(Collected data entries)
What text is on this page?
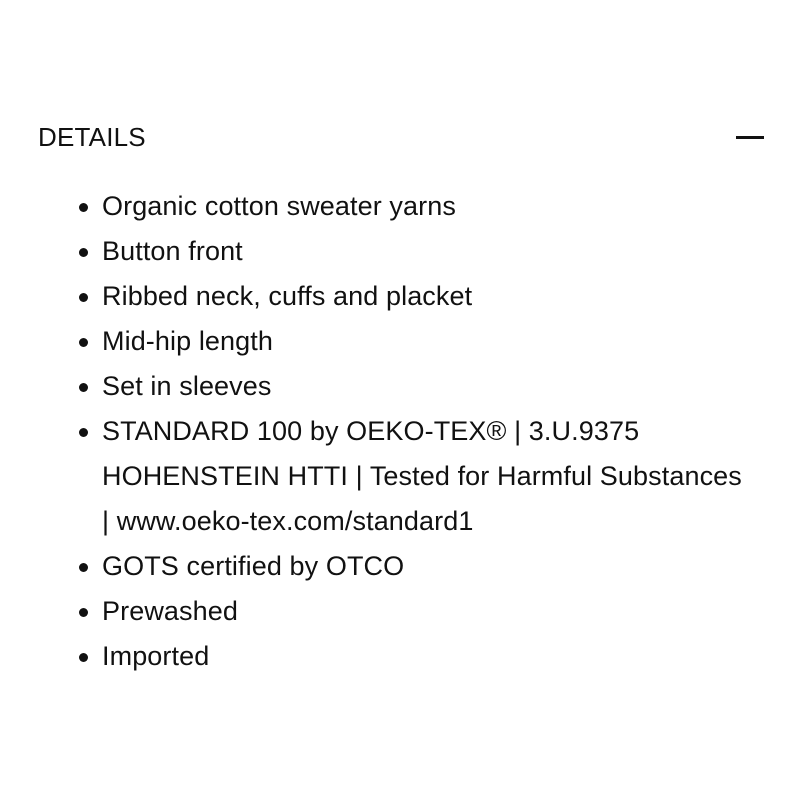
DETAILS
Organic cotton sweater yarns
Button front
Ribbed neck, cuffs and placket
Mid-hip length
Set in sleeves
STANDARD 100 by OEKO-TEX® | 3.U.9375 HOHENSTEIN HTTI | Tested for Harmful Substances | www.oeko-tex.com/standard1
GOTS certified by OTCO
Prewashed
Imported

TASK DETAILS
Pictures excluded, quote all the data above exactly.

WRITTEN RESPONSE
What text is on this page?
DETAILS
Organic cotton sweater yarns
Button front
Ribbed neck, cuffs and placket
Mid-hip length
Set in sleeves
STANDARD 100 by OEKO-TEX® | 3.U.9375 HOHENSTEIN HTTI | Tested for Harmful Substances | www.oeko-tex.com/standard1
GOTS certified by OTCO
Prewashed
Imported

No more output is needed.